• Information supplied
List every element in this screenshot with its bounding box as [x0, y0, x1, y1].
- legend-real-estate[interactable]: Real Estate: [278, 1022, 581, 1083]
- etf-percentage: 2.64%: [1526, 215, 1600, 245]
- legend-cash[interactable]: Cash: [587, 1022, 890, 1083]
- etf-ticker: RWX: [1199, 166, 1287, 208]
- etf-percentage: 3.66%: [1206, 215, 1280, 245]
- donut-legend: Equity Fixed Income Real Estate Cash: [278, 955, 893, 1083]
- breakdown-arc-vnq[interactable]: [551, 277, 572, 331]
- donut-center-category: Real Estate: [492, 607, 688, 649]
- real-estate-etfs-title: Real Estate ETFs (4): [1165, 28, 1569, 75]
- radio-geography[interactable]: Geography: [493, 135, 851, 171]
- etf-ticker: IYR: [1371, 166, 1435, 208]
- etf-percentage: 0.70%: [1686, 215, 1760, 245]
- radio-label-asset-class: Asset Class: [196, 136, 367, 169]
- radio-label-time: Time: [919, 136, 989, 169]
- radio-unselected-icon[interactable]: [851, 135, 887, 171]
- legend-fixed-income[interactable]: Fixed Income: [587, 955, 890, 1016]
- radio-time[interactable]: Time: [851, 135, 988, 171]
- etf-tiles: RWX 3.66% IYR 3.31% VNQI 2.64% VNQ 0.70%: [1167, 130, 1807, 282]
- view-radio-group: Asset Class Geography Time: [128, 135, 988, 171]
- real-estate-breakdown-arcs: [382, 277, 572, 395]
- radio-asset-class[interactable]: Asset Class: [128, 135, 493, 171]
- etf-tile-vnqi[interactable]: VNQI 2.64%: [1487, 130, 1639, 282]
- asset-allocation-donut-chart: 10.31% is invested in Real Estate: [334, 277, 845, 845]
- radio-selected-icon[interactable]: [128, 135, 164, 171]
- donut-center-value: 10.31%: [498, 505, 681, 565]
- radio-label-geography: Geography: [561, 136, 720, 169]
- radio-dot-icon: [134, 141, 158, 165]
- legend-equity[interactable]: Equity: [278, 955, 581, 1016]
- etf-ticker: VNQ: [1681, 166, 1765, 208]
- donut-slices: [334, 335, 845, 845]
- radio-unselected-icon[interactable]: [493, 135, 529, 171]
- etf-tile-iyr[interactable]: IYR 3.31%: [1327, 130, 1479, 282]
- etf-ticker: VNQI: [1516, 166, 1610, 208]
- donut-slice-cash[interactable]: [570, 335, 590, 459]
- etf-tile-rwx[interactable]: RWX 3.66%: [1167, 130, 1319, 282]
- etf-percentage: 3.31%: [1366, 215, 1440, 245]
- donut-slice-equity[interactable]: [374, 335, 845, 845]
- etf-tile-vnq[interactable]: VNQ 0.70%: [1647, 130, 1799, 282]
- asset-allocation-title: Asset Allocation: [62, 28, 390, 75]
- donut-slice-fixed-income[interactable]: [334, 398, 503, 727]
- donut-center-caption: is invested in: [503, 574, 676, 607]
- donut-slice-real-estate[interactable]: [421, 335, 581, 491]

• Task objective
Reproduce every line of the records above word for word, with nothing altered, added, or left out.

• Written response
List every element in this screenshot with its bounding box as [x0, y0, x1, y1].
- legend-real-estate[interactable]: Real Estate: [278, 1022, 581, 1083]
- etf-percentage: 2.64%: [1526, 215, 1600, 245]
- legend-cash[interactable]: Cash: [587, 1022, 890, 1083]
- etf-ticker: RWX: [1199, 166, 1287, 208]
- etf-percentage: 3.66%: [1206, 215, 1280, 245]
- donut-legend: Equity Fixed Income Real Estate Cash: [278, 955, 893, 1083]
- breakdown-arc-vnq[interactable]: [551, 277, 572, 331]
- donut-center-category: Real Estate: [492, 607, 688, 649]
- real-estate-etfs-title: Real Estate ETFs (4): [1165, 28, 1569, 75]
- radio-geography[interactable]: Geography: [493, 135, 851, 171]
- etf-ticker: IYR: [1371, 166, 1435, 208]
- etf-percentage: 0.70%: [1686, 215, 1760, 245]
- radio-label-asset-class: Asset Class: [196, 136, 367, 169]
- radio-label-time: Time: [919, 136, 989, 169]
- radio-unselected-icon[interactable]: [851, 135, 887, 171]
- legend-fixed-income[interactable]: Fixed Income: [587, 955, 890, 1016]
- radio-time[interactable]: Time: [851, 135, 988, 171]
- etf-tiles: RWX 3.66% IYR 3.31% VNQI 2.64% VNQ 0.70%: [1167, 130, 1807, 282]
- view-radio-group: Asset Class Geography Time: [128, 135, 988, 171]
- real-estate-breakdown-arcs: [382, 277, 572, 395]
- radio-asset-class[interactable]: Asset Class: [128, 135, 493, 171]
- etf-tile-vnqi[interactable]: VNQI 2.64%: [1487, 130, 1639, 282]
- asset-allocation-donut-chart: 10.31% is invested in Real Estate: [334, 277, 845, 845]
- radio-selected-icon[interactable]: [128, 135, 164, 171]
- donut-center-value: 10.31%: [498, 505, 681, 565]
- radio-label-geography: Geography: [561, 136, 720, 169]
- radio-dot-icon: [134, 141, 158, 165]
- legend-equity[interactable]: Equity: [278, 955, 581, 1016]
- etf-ticker: VNQ: [1681, 166, 1765, 208]
- donut-slices: [334, 335, 845, 845]
- radio-unselected-icon[interactable]: [493, 135, 529, 171]
- etf-tile-iyr[interactable]: IYR 3.31%: [1327, 130, 1479, 282]
- etf-ticker: VNQI: [1516, 166, 1610, 208]
- donut-slice-cash[interactable]: [570, 335, 590, 459]
- etf-tile-rwx[interactable]: RWX 3.66%: [1167, 130, 1319, 282]
- etf-percentage: 3.31%: [1366, 215, 1440, 245]
- donut-slice-equity[interactable]: [374, 335, 845, 845]
- etf-tile-vnq[interactable]: VNQ 0.70%: [1647, 130, 1799, 282]
- asset-allocation-title: Asset Allocation: [62, 28, 390, 75]
- donut-slice-fixed-income[interactable]: [334, 398, 503, 727]
- donut-center-caption: is invested in: [503, 574, 676, 607]
- donut-slice-real-estate[interactable]: [421, 335, 581, 491]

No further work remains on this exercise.